Task directions>
All that is wanted is how many lines in the records below include the string "frequency".

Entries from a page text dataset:
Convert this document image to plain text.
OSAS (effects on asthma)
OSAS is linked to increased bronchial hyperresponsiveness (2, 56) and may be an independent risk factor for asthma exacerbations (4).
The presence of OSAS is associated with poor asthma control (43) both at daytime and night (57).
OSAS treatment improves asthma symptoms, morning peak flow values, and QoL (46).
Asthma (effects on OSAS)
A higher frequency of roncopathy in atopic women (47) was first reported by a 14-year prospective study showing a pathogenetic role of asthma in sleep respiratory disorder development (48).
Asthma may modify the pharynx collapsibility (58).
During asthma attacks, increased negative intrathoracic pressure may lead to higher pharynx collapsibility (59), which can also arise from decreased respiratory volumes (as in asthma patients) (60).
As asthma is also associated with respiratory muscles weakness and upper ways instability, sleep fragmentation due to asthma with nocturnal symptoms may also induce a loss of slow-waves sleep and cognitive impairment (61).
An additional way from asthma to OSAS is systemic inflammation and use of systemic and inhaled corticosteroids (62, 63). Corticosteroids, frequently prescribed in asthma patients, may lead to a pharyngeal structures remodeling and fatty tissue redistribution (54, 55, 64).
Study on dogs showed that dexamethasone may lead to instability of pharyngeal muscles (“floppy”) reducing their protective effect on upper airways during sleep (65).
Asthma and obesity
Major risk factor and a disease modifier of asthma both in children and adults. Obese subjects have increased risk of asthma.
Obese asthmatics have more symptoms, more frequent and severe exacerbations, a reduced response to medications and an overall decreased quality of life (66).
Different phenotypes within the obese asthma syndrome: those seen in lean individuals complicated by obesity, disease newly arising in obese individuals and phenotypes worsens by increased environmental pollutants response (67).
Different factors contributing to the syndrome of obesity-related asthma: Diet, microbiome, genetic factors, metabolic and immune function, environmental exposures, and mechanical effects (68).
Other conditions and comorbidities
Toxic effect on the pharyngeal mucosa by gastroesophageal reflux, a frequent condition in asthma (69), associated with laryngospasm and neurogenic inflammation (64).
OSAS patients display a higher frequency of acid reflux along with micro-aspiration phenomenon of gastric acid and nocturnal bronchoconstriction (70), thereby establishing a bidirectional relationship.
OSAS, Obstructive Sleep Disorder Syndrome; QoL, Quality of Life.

Solved exercise>
2